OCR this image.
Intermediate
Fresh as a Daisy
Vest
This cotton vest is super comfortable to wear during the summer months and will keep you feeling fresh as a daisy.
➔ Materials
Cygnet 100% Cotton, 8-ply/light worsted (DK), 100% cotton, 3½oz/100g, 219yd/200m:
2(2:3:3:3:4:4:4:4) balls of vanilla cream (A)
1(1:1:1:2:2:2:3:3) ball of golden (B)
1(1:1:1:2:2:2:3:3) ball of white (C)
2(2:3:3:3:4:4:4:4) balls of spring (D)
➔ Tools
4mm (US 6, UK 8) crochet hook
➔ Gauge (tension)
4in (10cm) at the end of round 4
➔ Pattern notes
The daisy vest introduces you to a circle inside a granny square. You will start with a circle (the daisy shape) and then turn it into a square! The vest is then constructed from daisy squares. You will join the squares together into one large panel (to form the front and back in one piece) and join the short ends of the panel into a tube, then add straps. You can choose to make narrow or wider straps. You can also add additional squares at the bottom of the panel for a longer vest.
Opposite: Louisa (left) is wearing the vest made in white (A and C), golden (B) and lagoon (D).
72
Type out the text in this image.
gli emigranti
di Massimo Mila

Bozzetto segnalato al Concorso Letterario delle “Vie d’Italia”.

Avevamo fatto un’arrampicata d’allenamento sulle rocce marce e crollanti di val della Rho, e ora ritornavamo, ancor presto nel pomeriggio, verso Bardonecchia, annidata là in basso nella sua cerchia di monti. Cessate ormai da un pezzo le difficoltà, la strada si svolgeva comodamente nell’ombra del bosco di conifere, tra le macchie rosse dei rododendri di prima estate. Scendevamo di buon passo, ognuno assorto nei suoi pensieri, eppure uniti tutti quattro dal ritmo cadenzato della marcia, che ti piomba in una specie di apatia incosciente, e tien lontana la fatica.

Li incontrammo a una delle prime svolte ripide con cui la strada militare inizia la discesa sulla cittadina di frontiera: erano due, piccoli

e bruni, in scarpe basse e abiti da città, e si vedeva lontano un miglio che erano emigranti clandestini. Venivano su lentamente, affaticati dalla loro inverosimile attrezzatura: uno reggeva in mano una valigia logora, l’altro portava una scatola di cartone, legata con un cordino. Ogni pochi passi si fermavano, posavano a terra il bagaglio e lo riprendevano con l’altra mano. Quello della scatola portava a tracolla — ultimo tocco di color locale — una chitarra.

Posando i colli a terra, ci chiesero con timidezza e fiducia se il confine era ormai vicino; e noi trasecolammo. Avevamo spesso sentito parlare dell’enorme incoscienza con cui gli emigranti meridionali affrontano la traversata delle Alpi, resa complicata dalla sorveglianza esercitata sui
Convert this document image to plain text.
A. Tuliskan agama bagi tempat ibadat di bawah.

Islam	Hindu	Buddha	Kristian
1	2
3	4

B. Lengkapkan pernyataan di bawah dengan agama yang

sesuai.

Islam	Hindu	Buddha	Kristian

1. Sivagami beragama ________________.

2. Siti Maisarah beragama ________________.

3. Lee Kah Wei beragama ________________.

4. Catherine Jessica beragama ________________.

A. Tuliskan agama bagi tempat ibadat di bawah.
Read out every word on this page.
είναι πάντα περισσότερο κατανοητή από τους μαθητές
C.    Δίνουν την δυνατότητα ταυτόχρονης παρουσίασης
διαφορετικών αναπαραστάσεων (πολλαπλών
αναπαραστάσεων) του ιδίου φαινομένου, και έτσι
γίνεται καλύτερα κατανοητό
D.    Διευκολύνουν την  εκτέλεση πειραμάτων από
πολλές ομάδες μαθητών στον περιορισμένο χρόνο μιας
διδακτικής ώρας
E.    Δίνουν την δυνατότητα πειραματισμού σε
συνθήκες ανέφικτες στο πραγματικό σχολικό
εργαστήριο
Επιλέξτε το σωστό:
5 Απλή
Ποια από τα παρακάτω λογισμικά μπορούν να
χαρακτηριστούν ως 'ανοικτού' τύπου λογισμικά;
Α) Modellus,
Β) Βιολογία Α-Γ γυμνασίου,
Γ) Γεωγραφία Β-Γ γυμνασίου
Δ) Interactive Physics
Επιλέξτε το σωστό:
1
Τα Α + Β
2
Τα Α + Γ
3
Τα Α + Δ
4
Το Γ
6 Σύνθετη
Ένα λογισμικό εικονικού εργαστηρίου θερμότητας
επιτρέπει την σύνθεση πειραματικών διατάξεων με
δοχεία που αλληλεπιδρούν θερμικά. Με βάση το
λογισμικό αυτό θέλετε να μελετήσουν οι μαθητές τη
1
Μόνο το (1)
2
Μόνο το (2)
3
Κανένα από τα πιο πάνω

====

**EXERCISE PROMPT:**
Work through the records above line by line and count those that hold the string "cotton". Give only the result.

**ANSWER TO THIS TASK:**
2